[Instructions for the task] Copy the lines of the entries below without any change, starting at the line that contains "drill-diameter-cell: 9,25 xyxy=(1254,745,1477,778)" and stopping after the line that contains "pitch-cell: 0,75 xyxy=(1042,1924,1254,1956)".

--- Start of Data entries ---

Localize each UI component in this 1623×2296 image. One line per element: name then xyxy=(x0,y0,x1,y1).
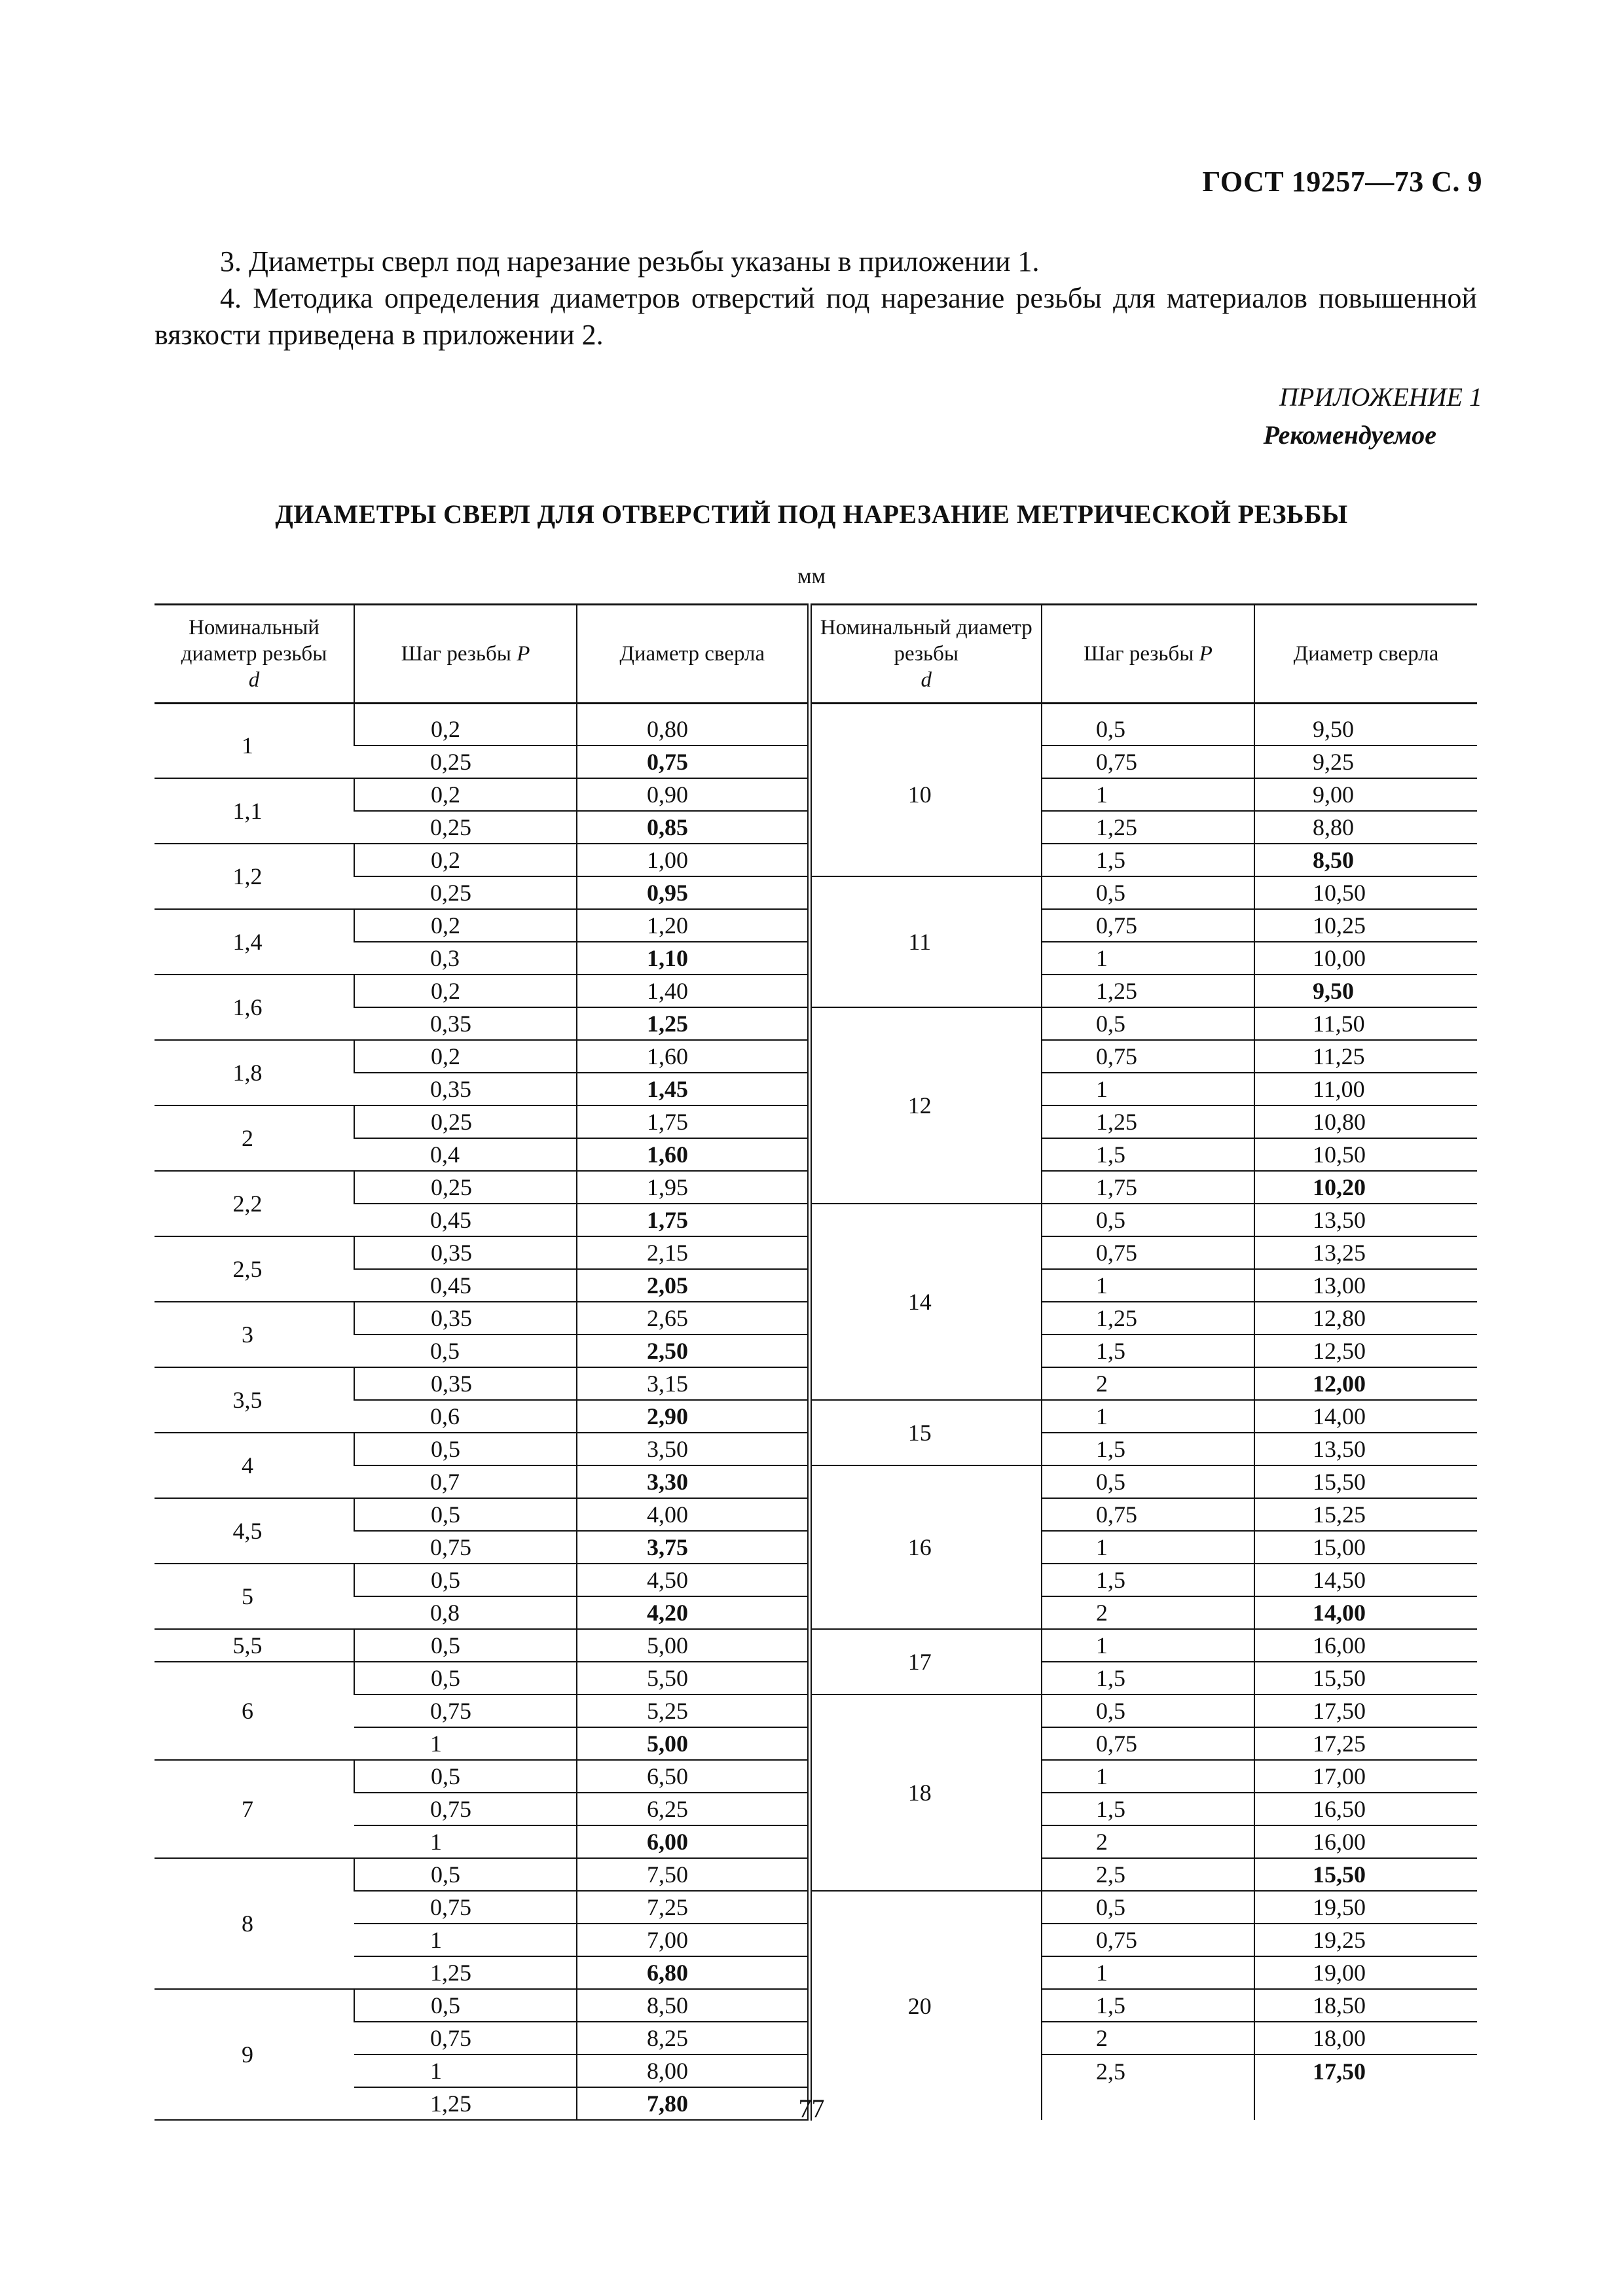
drill-diameter-cell: 9,25 xyxy=(1254,745,1477,778)
drill-diameter-cell: 1,00 xyxy=(577,844,809,876)
drill-diameter-cell: 9,50 xyxy=(1254,975,1477,1007)
header-pitch-text: Шаг резьбы xyxy=(1084,642,1194,666)
pitch-cell: 1,25 xyxy=(1042,1302,1254,1335)
pitch-cell: 0,75 xyxy=(1042,1924,1254,1956)
drill-diameter-cell: 1,10 xyxy=(577,942,809,975)
drill-diameter-cell: 5,00 xyxy=(577,1629,809,1662)
pitch-cell: 0,25 xyxy=(354,745,577,778)
pitch-cell: 0,6 xyxy=(354,1400,577,1433)
drill-diameter-cell: 0,75 xyxy=(577,745,809,778)
header-nominal-right xyxy=(809,605,1042,704)
drill-diameter-cell: 1,60 xyxy=(577,1138,809,1171)
pitch-cell: 1 xyxy=(354,2054,577,2087)
nominal-diameter-cell: 17 xyxy=(809,1629,1042,1695)
drill-diameter-cell: 12,50 xyxy=(1254,1335,1477,1367)
drill-diameter-cell: 4,00 xyxy=(577,1498,809,1531)
pitch-cell: 1,25 xyxy=(354,1956,577,1989)
pitch-cell: 0,5 xyxy=(354,1858,577,1891)
header-pitch-symbol: P xyxy=(1199,642,1213,666)
pitch-cell: 1,25 xyxy=(1042,975,1254,1007)
table-header-row xyxy=(155,605,1477,704)
drill-diameter-cell: 1,95 xyxy=(577,1171,809,1204)
table-title: ДИАМЕТРЫ СВЕРЛ ДЛЯ ОТВЕРСТИЙ ПОД НАРЕЗАНИЕ МЕТРИЧЕСКОЙ РЕЗЬБЫ xyxy=(275,499,1348,529)
pitch-cell: 0,75 xyxy=(1042,745,1254,778)
drill-diameter-cell: 15,25 xyxy=(1254,1498,1477,1531)
pitch-cell: 0,75 xyxy=(1042,909,1254,942)
header-nominal-symbol: d xyxy=(921,668,932,692)
pitch-cell: 0,75 xyxy=(354,2022,577,2054)
drill-diameter-cell: 4,20 xyxy=(577,1596,809,1629)
drill-diameter-cell: 19,00 xyxy=(1254,1956,1477,1989)
pitch-cell: 0,7 xyxy=(354,1465,577,1498)
pitch-cell: 1 xyxy=(1042,1956,1254,1989)
pitch-cell: 0,75 xyxy=(354,1793,577,1825)
pitch-cell: 1,75 xyxy=(1042,1171,1254,1204)
drill-diameter-cell: 8,25 xyxy=(577,2022,809,2054)
table-row xyxy=(155,1629,1477,1662)
pitch-cell: 0,5 xyxy=(1042,1204,1254,1236)
header-nominal-symbol: d xyxy=(248,668,260,692)
pitch-cell: 1 xyxy=(1042,1073,1254,1105)
drill-diameter-cell: 2,15 xyxy=(577,1236,809,1269)
pitch-cell: 1,5 xyxy=(1042,1793,1254,1825)
pitch-cell: 0,75 xyxy=(1042,1727,1254,1760)
pitch-cell: 1 xyxy=(1042,1400,1254,1433)
pitch-cell: 0,5 xyxy=(354,1662,577,1695)
nominal-diameter-cell: 9 xyxy=(155,1989,354,2120)
drill-diameter-cell: 14,00 xyxy=(1254,1596,1477,1629)
drill-diameter-cell: 7,80 xyxy=(577,2087,809,2120)
drill-diameter-cell: 6,50 xyxy=(577,1760,809,1793)
pitch-cell: 1 xyxy=(1042,1760,1254,1793)
drill-diameter-cell: 8,50 xyxy=(577,1989,809,2022)
drill-diameter-cell: 1,40 xyxy=(577,975,809,1007)
header-pitch-text: Шаг резьбы xyxy=(401,642,511,666)
drill-diameter-cell: 2,50 xyxy=(577,1335,809,1367)
nominal-diameter-cell: 4,5 xyxy=(155,1498,354,1564)
drill-diameter-cell: 3,15 xyxy=(577,1367,809,1400)
table-row xyxy=(155,713,1477,745)
nominal-diameter-cell: 20 xyxy=(809,1891,1042,2120)
pitch-cell: 2,5 xyxy=(1042,1858,1254,1891)
pitch-cell: 0,5 xyxy=(1042,1891,1254,1924)
drill-diameter-cell: 16,00 xyxy=(1254,1825,1477,1858)
drill-diameter-cell: 0,80 xyxy=(577,713,809,745)
paragraph-4: 4. Методика определения диаметров отверстий под нарезание резьбы для материалов повышенной вязкости приведена в приложении 2. xyxy=(155,282,1477,351)
pitch-cell: 2 xyxy=(1042,1825,1254,1858)
drill-diameter-cell: 1,75 xyxy=(577,1105,809,1138)
drill-diameter-cell: 10,25 xyxy=(1254,909,1477,942)
drill-diameter-cell: 10,20 xyxy=(1254,1171,1477,1204)
pitch-cell: 1,25 xyxy=(1042,1105,1254,1138)
appendix-subtitle: Рекомендуемое xyxy=(1263,420,1436,450)
drill-diameter-cell: 5,00 xyxy=(577,1727,809,1760)
drill-diameter-cell: 12,00 xyxy=(1254,1367,1477,1400)
drill-diameter-cell: 4,50 xyxy=(577,1564,809,1596)
drill-diameter-cell: 6,25 xyxy=(577,1793,809,1825)
pitch-cell: 2 xyxy=(1042,2022,1254,2054)
drill-diameter-cell: 13,50 xyxy=(1254,1433,1477,1465)
nominal-diameter-cell: 1 xyxy=(155,713,354,778)
drill-diameter-cell: 3,50 xyxy=(577,1433,809,1465)
pitch-cell: 0,75 xyxy=(1042,1236,1254,1269)
pitch-cell: 2 xyxy=(1042,1367,1254,1400)
drill-diameter-cell: 7,50 xyxy=(577,1858,809,1891)
drill-diameter-cell: 8,80 xyxy=(1254,811,1477,844)
drill-diameter-cell: 14,00 xyxy=(1254,1400,1477,1433)
nominal-diameter-cell: 15 xyxy=(809,1400,1042,1465)
drill-diameter-cell: 15,50 xyxy=(1254,1465,1477,1498)
pitch-cell: 1 xyxy=(1042,1629,1254,1662)
document-header: ГОСТ 19257—73 С. 9 xyxy=(1202,166,1482,198)
pitch-cell: 0,2 xyxy=(354,1040,577,1073)
pitch-cell: 1 xyxy=(354,1727,577,1760)
drill-diameter-cell: 8,00 xyxy=(577,2054,809,2087)
pitch-cell: 0,75 xyxy=(354,1891,577,1924)
drill-diameter-cell: 10,50 xyxy=(1254,1138,1477,1171)
drill-diameter-cell: 15,50 xyxy=(1254,1662,1477,1695)
pitch-cell: 0,5 xyxy=(354,1760,577,1793)
pitch-cell: 1,5 xyxy=(1042,1433,1254,1465)
pitch-cell: 0,25 xyxy=(354,876,577,909)
drill-diameter-cell: 5,25 xyxy=(577,1695,809,1727)
header-nominal-text: Номинальный диаметр резьбы xyxy=(820,616,1032,666)
nominal-diameter-cell: 1,4 xyxy=(155,909,354,975)
nominal-diameter-cell: 3,5 xyxy=(155,1367,354,1433)
drill-diameter-cell: 18,00 xyxy=(1254,2022,1477,2054)
pitch-cell: 1 xyxy=(1042,1269,1254,1302)
pitch-cell: 1,5 xyxy=(1042,1335,1254,1367)
drill-diameter-cell: 7,25 xyxy=(577,1891,809,1924)
nominal-diameter-cell: 8 xyxy=(155,1858,354,1989)
pitch-cell: 1,25 xyxy=(1042,811,1254,844)
pitch-cell: 1 xyxy=(1042,1531,1254,1564)
paragraph-3: 3. Диаметры сверл под нарезание резьбы указаны в приложении 1. xyxy=(220,245,1040,278)
pitch-cell: 0,5 xyxy=(354,1989,577,2022)
pitch-cell: 0,5 xyxy=(354,1629,577,1662)
drill-diameter-table xyxy=(155,603,1477,2121)
pitch-cell: 0,75 xyxy=(354,1695,577,1727)
drill-diameter-cell: 16,00 xyxy=(1254,1629,1477,1662)
pitch-cell: 1,5 xyxy=(1042,844,1254,876)
nominal-diameter-cell: 5,5 xyxy=(155,1629,354,1662)
pitch-cell: 0,75 xyxy=(354,1531,577,1564)
drill-diameter-cell: 13,50 xyxy=(1254,1204,1477,1236)
drill-diameter-cell: 11,00 xyxy=(1254,1073,1477,1105)
pitch-cell: 0,2 xyxy=(354,778,577,811)
pitch-cell: 0,5 xyxy=(354,1564,577,1596)
nominal-diameter-cell: 16 xyxy=(809,1465,1042,1629)
drill-diameter-cell: 5,50 xyxy=(577,1662,809,1695)
pitch-cell: 0,4 xyxy=(354,1138,577,1171)
pitch-cell: 1,5 xyxy=(1042,1662,1254,1695)
drill-diameter-cell: 19,25 xyxy=(1254,1924,1477,1956)
pitch-cell: 0,25 xyxy=(354,811,577,844)
header-nominal-left xyxy=(155,605,354,704)
pitch-cell: 0,5 xyxy=(1042,876,1254,909)
drill-diameter-cell: 0,95 xyxy=(577,876,809,909)
header-pitch-left xyxy=(354,605,577,704)
nominal-diameter-cell: 1,8 xyxy=(155,1040,354,1105)
pitch-cell: 0,5 xyxy=(354,1335,577,1367)
drill-diameter-cell: 11,25 xyxy=(1254,1040,1477,1073)
drill-diameter-cell: 15,50 xyxy=(1254,1858,1477,1891)
drill-diameter-cell: 9,50 xyxy=(1254,713,1477,745)
pitch-cell: 0,35 xyxy=(354,1073,577,1105)
appendix-label xyxy=(1264,378,1482,454)
drill-diameter-cell: 0,90 xyxy=(577,778,809,811)
pitch-cell: 1,5 xyxy=(1042,1564,1254,1596)
drill-diameter-cell: 10,50 xyxy=(1254,876,1477,909)
drill-diameter-cell: 13,25 xyxy=(1254,1236,1477,1269)
nominal-diameter-cell: 18 xyxy=(809,1695,1042,1891)
header-gap-row xyxy=(155,704,1477,714)
drill-diameter-cell: 3,30 xyxy=(577,1465,809,1498)
header-drill-left: Диаметр сверла xyxy=(577,605,809,704)
nominal-diameter-cell: 2 xyxy=(155,1105,354,1171)
drill-diameter-cell: 17,50 xyxy=(1254,2054,1477,2087)
header-nominal-text: Номинальный диаметр резьбы xyxy=(181,616,327,666)
header-pitch-symbol: P xyxy=(517,642,530,666)
pitch-cell: 1,5 xyxy=(1042,1989,1254,2022)
drill-diameter-table-container xyxy=(155,603,1477,2121)
drill-diameter-cell: 1,25 xyxy=(577,1007,809,1040)
pitch-cell: 0,5 xyxy=(354,1433,577,1465)
pitch-cell: 0,5 xyxy=(1042,1007,1254,1040)
pitch-cell: 1 xyxy=(1042,778,1254,811)
nominal-diameter-cell: 7 xyxy=(155,1760,354,1858)
pitch-cell: 0,5 xyxy=(354,1498,577,1531)
pitch-cell: 0,35 xyxy=(354,1302,577,1335)
appendix-title: ПРИЛОЖЕНИЕ 1 xyxy=(1279,382,1482,412)
pitch-cell: 1,5 xyxy=(1042,1138,1254,1171)
header-drill-right: Диаметр сверла xyxy=(1254,605,1477,704)
pitch-cell: 0,5 xyxy=(1042,713,1254,745)
drill-diameter-cell: 8,50 xyxy=(1254,844,1477,876)
nominal-diameter-cell: 1,2 xyxy=(155,844,354,909)
drill-diameter-cell: 1,75 xyxy=(577,1204,809,1236)
pitch-cell: 0,3 xyxy=(354,942,577,975)
pitch-cell: 0,75 xyxy=(1042,1498,1254,1531)
nominal-diameter-cell: 4 xyxy=(155,1433,354,1498)
drill-diameter-cell: 13,00 xyxy=(1254,1269,1477,1302)
pitch-cell: 0,8 xyxy=(354,1596,577,1629)
pitch-cell: 0,35 xyxy=(354,1367,577,1400)
drill-diameter-cell: 18,50 xyxy=(1254,1989,1477,2022)
nominal-diameter-cell: 1,1 xyxy=(155,778,354,844)
drill-diameter-cell: 6,00 xyxy=(577,1825,809,1858)
drill-diameter-cell: 16,50 xyxy=(1254,1793,1477,1825)
pitch-cell: 2,5 xyxy=(1042,2054,1254,2087)
pitch-cell: 0,75 xyxy=(1042,1040,1254,1073)
drill-diameter-cell: 15,00 xyxy=(1254,1531,1477,1564)
drill-diameter-cell: 14,50 xyxy=(1254,1564,1477,1596)
nominal-diameter-cell: 2,2 xyxy=(155,1171,354,1236)
drill-diameter-cell: 12,80 xyxy=(1254,1302,1477,1335)
nominal-diameter-cell: 3 xyxy=(155,1302,354,1367)
nominal-diameter-cell: 1,6 xyxy=(155,975,354,1040)
pitch-cell: 1,25 xyxy=(354,2087,577,2120)
drill-diameter-cell: 11,50 xyxy=(1254,1007,1477,1040)
table-body xyxy=(155,704,1477,2121)
pitch-cell: 0,2 xyxy=(354,975,577,1007)
drill-diameter-cell: 2,05 xyxy=(577,1269,809,1302)
header-pitch-right xyxy=(1042,605,1254,704)
nominal-diameter-cell: 2,5 xyxy=(155,1236,354,1302)
pitch-cell: 0,45 xyxy=(354,1204,577,1236)
pitch-cell: 0,25 xyxy=(354,1171,577,1204)
drill-diameter-cell: 7,00 xyxy=(577,1924,809,1956)
pitch-cell: 0,5 xyxy=(1042,1465,1254,1498)
nominal-diameter-cell: 6 xyxy=(155,1662,354,1760)
pitch-cell: 1 xyxy=(1042,942,1254,975)
pitch-cell: 0,35 xyxy=(354,1007,577,1040)
pitch-cell: 0,2 xyxy=(354,713,577,745)
drill-diameter-cell: 19,50 xyxy=(1254,1891,1477,1924)
pitch-cell: 0,35 xyxy=(354,1236,577,1269)
pitch-cell: 1 xyxy=(354,1924,577,1956)
nominal-diameter-cell: 5 xyxy=(155,1564,354,1629)
nominal-diameter-cell: 14 xyxy=(809,1204,1042,1400)
pitch-cell: 0,2 xyxy=(354,844,577,876)
drill-diameter-cell: 1,20 xyxy=(577,909,809,942)
pitch-cell: 1 xyxy=(354,1825,577,1858)
nominal-diameter-cell: 11 xyxy=(809,876,1042,1007)
drill-diameter-cell: 17,00 xyxy=(1254,1760,1477,1793)
drill-diameter-cell: 17,25 xyxy=(1254,1727,1477,1760)
drill-diameter-cell: 2,65 xyxy=(577,1302,809,1335)
pitch-cell: 2 xyxy=(1042,1596,1254,1629)
drill-diameter-cell: 1,60 xyxy=(577,1040,809,1073)
drill-diameter-cell: 3,75 xyxy=(577,1531,809,1564)
drill-diameter-cell: 6,80 xyxy=(577,1956,809,1989)
pitch-cell: 0,45 xyxy=(354,1269,577,1302)
pitch-cell: 0,5 xyxy=(1042,1695,1254,1727)
nominal-diameter-cell: 10 xyxy=(809,713,1042,876)
drill-diameter-cell: 9,00 xyxy=(1254,778,1477,811)
page-number: 77 xyxy=(798,2094,825,2123)
drill-diameter-cell: 10,80 xyxy=(1254,1105,1477,1138)
drill-diameter-cell: 17,50 xyxy=(1254,1695,1477,1727)
drill-diameter-cell: 1,45 xyxy=(577,1073,809,1105)
drill-diameter-cell: 0,85 xyxy=(577,811,809,844)
pitch-cell: 0,25 xyxy=(354,1105,577,1138)
nominal-diameter-cell: 12 xyxy=(809,1007,1042,1204)
unit-label: мм xyxy=(797,564,826,588)
drill-diameter-cell: 2,90 xyxy=(577,1400,809,1433)
drill-diameter-cell: 10,00 xyxy=(1254,942,1477,975)
pitch-cell: 0,2 xyxy=(354,909,577,942)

--- End of Data entries ---

[Output of the exercise]
drill-diameter-cell: 9,25 xyxy=(1254,745,1477,778)
drill-diameter-cell: 1,00 xyxy=(577,844,809,876)
drill-diameter-cell: 9,50 xyxy=(1254,975,1477,1007)
header-pitch-text: Шаг резьбы xyxy=(1084,642,1194,666)
pitch-cell: 1,25 xyxy=(1042,1302,1254,1335)
pitch-cell: 0,75 xyxy=(1042,1924,1254,1956)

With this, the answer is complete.